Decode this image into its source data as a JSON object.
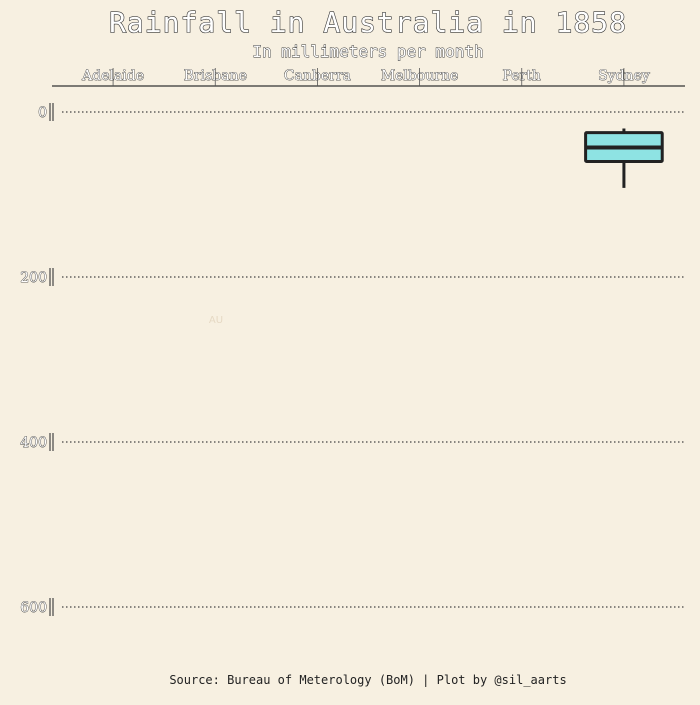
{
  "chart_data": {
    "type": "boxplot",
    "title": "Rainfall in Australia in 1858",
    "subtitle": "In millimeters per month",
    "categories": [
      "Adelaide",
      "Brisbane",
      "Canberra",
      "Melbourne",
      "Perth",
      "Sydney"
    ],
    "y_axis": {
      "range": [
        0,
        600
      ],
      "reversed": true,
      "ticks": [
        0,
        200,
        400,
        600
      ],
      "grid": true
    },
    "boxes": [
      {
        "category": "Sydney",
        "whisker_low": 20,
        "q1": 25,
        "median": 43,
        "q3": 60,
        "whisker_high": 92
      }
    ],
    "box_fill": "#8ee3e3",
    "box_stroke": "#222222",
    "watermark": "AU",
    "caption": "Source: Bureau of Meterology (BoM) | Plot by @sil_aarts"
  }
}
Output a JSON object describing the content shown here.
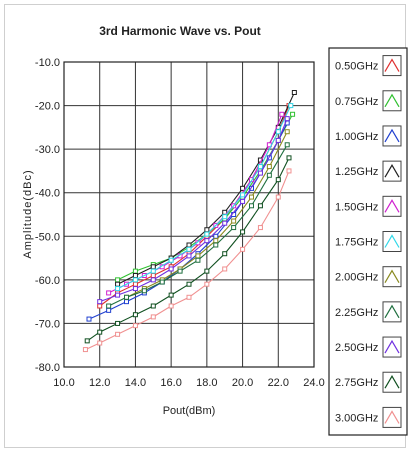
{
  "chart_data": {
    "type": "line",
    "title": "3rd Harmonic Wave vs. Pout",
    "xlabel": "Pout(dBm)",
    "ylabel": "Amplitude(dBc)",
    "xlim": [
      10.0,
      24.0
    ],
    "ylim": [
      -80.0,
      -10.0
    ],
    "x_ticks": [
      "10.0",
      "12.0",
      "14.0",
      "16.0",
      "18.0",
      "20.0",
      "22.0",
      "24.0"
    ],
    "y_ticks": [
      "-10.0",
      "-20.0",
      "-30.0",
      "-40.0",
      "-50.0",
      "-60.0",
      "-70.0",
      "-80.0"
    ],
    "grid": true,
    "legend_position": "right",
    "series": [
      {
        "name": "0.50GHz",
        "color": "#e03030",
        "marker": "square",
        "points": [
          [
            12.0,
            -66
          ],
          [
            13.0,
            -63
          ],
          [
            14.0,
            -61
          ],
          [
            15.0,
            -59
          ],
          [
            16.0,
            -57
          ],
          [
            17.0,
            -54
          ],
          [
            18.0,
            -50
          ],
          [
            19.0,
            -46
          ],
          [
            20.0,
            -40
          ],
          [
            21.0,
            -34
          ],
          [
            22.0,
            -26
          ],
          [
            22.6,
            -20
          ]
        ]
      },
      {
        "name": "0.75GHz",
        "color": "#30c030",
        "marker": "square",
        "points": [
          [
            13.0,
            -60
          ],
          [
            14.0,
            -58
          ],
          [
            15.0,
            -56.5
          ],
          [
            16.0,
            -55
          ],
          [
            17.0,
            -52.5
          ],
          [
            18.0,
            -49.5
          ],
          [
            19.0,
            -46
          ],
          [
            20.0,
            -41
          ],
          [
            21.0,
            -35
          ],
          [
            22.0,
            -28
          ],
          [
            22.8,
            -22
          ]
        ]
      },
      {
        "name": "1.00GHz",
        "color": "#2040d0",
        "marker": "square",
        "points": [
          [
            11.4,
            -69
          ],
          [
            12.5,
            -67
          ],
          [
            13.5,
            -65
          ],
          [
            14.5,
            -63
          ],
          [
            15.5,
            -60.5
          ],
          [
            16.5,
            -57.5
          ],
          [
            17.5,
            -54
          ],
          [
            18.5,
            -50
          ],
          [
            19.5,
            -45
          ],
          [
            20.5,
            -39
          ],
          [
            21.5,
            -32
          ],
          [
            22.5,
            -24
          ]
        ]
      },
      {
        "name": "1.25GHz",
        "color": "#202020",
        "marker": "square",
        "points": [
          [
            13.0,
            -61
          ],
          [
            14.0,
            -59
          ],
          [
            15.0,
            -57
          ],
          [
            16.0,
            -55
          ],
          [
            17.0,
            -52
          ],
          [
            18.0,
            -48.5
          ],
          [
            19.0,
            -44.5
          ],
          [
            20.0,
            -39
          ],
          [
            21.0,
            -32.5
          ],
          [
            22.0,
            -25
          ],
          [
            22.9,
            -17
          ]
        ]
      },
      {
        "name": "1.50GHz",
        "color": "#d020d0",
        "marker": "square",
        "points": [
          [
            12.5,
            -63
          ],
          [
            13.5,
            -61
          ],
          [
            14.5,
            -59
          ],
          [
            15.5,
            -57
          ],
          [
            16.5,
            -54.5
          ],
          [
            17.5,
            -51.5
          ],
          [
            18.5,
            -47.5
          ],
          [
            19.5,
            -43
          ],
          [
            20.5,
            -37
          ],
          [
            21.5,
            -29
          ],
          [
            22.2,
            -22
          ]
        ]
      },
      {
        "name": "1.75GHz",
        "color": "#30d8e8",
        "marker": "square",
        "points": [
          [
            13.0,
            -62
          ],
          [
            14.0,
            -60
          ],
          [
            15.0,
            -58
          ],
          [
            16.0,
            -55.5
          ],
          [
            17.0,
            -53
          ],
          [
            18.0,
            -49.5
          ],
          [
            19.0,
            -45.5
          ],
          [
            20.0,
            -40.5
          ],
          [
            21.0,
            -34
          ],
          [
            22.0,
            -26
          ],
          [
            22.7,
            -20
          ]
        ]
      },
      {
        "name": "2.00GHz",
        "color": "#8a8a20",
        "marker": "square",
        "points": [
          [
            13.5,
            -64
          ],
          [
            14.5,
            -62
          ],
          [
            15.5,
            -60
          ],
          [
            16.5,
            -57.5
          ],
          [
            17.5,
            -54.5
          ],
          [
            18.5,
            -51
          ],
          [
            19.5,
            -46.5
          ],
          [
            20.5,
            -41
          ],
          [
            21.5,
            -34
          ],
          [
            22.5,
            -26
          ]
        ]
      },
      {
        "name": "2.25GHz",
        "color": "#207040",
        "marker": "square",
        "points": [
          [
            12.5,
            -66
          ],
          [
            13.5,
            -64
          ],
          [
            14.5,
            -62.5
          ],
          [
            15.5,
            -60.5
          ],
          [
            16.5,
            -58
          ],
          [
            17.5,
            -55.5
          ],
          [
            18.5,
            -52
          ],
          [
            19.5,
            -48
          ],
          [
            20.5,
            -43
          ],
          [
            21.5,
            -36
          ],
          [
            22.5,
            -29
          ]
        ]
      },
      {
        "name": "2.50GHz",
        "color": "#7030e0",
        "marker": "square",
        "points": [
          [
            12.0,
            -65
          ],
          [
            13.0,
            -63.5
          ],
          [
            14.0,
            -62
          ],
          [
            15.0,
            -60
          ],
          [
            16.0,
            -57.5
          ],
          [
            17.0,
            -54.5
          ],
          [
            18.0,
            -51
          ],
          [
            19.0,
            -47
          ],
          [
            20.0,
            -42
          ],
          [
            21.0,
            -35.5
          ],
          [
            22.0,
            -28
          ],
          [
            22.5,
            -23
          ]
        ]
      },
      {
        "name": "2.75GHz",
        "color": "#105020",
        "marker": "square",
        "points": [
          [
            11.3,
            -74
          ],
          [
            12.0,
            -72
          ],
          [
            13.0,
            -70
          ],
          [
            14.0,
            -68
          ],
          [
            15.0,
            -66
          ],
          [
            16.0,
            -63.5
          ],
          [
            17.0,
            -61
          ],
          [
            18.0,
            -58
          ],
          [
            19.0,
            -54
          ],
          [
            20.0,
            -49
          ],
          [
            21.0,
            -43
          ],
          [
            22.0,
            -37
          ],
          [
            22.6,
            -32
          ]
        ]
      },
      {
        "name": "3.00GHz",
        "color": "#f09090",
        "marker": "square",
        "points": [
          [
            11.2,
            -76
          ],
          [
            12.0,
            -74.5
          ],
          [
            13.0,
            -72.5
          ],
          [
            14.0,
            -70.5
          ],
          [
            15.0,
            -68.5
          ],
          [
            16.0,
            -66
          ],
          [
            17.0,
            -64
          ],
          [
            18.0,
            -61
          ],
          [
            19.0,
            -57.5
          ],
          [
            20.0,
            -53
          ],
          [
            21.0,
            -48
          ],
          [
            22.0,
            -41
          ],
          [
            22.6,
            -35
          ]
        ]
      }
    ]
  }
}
==============================
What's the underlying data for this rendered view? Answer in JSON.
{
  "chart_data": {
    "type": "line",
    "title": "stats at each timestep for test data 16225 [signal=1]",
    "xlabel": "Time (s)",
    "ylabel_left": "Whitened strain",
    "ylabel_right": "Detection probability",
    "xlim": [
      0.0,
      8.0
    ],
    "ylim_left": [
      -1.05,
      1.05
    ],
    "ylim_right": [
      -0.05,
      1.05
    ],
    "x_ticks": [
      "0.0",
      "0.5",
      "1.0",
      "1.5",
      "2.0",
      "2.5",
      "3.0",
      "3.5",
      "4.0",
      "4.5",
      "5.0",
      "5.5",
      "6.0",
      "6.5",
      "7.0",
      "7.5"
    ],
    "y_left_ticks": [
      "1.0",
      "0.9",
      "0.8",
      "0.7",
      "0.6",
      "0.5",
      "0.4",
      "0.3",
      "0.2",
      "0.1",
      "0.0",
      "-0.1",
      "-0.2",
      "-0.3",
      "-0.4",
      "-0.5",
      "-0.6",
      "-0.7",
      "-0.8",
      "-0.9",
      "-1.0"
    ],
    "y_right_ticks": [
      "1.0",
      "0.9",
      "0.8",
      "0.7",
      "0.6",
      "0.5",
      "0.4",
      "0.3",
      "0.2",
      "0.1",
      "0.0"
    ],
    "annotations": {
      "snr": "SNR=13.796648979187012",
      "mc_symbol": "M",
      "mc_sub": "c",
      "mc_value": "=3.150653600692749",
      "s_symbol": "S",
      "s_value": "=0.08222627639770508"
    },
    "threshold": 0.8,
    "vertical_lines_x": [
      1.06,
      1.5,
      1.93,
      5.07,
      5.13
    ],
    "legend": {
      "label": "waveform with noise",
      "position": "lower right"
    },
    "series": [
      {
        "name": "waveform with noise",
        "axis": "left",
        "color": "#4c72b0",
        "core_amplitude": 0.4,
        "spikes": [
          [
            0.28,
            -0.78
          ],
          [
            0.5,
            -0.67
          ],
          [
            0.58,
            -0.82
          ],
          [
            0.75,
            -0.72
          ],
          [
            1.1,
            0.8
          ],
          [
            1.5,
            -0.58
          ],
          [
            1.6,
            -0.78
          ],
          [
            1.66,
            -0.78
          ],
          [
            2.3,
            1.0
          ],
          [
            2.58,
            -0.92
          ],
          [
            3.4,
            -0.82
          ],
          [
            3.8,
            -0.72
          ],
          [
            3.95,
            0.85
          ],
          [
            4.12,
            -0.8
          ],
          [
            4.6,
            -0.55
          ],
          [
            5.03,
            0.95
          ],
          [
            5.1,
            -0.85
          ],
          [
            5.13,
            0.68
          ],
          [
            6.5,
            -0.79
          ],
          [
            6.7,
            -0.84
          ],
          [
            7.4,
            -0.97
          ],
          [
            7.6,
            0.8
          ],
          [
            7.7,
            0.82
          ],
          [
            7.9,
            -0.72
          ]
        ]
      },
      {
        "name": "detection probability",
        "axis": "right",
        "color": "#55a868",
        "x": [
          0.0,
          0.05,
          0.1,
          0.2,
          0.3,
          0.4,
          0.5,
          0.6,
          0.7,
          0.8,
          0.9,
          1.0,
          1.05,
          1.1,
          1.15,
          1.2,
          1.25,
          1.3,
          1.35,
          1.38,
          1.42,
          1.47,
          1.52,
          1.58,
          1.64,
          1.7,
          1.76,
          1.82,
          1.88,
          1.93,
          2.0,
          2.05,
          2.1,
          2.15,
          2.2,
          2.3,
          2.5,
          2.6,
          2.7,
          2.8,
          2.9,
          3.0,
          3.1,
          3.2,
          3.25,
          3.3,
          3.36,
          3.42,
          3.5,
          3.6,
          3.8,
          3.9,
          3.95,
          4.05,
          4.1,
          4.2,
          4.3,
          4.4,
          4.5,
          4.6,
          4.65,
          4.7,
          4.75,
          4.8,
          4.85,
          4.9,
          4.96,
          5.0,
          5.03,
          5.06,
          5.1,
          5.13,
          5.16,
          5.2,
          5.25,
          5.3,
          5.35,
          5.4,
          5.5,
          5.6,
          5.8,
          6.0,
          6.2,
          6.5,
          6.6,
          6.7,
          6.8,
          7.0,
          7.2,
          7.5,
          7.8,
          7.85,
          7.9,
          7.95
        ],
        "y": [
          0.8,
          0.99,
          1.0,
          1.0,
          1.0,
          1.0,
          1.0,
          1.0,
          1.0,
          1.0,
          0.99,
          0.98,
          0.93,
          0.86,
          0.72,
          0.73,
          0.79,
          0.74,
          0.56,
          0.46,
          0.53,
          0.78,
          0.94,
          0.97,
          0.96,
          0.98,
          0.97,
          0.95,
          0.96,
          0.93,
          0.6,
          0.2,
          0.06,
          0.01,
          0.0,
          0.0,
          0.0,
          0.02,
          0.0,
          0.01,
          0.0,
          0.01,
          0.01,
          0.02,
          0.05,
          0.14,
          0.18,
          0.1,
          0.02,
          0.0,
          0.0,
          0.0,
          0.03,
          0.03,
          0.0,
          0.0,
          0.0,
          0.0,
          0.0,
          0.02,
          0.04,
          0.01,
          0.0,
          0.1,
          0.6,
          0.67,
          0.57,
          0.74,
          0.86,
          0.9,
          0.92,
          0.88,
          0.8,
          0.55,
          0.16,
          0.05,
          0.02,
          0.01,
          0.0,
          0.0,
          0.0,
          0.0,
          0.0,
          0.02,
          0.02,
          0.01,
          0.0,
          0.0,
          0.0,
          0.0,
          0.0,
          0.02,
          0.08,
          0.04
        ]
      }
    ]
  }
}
==============================
- _EXERCISE AIM_: Count each line where the string "with" occurs, and write only the number.

- _ANSWER IN FULL_: 2